● Exercise directions
Copy out every line of the records where the string "Euler" occurs.

— START OF Entries shown —

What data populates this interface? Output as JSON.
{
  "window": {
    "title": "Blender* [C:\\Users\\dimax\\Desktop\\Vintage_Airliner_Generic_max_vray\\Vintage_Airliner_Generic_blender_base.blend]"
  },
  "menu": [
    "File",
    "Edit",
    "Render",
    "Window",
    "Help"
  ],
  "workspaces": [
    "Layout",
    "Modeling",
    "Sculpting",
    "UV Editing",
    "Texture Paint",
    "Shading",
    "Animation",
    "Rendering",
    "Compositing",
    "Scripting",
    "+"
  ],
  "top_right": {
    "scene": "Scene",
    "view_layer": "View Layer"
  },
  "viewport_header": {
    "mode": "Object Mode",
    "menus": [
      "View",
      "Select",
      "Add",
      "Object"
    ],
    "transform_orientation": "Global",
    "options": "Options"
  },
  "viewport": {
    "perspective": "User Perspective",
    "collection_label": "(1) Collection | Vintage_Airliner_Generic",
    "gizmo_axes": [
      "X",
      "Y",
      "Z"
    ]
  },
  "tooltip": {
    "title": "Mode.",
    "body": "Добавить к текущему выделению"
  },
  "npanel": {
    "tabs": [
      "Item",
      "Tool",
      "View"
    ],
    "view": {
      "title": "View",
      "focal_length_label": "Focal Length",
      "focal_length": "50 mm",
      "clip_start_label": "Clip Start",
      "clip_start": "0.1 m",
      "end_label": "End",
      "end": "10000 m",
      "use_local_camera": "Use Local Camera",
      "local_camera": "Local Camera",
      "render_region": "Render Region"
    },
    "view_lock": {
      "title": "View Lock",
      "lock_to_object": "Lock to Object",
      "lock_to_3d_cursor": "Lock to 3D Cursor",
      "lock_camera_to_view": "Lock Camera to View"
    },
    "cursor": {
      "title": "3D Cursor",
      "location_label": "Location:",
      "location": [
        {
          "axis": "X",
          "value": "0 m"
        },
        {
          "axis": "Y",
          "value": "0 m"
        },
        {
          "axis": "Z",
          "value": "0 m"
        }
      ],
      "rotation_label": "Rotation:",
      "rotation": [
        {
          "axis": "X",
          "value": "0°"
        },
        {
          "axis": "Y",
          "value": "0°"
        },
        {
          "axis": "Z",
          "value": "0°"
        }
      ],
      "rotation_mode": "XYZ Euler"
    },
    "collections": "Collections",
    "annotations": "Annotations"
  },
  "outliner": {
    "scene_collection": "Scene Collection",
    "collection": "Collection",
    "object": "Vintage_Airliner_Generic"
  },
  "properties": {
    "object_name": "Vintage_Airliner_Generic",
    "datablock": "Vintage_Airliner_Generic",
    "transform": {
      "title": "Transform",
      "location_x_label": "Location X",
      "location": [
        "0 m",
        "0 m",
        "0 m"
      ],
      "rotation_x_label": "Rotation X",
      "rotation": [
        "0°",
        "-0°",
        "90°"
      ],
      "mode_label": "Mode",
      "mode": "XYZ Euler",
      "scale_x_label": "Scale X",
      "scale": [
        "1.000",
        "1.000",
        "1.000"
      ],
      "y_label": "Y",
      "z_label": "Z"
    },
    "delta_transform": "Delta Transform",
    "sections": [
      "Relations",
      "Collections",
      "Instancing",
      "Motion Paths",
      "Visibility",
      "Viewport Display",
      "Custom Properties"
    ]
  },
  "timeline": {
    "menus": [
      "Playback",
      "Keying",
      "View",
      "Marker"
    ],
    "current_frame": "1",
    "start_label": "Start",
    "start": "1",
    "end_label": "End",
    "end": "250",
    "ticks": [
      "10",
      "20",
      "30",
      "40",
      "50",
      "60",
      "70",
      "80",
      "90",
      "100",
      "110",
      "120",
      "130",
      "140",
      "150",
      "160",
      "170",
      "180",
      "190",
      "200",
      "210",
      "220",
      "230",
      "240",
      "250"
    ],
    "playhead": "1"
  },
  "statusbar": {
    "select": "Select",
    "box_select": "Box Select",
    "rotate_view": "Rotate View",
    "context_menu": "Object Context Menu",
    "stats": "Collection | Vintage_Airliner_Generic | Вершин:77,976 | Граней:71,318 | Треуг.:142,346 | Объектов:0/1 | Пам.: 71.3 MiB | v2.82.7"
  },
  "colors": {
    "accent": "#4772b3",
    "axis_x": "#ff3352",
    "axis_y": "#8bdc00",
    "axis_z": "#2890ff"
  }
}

— END OF Entries shown —

● Answer below
      "rotation_mode": "XYZ Euler"
      "mode": "XYZ Euler",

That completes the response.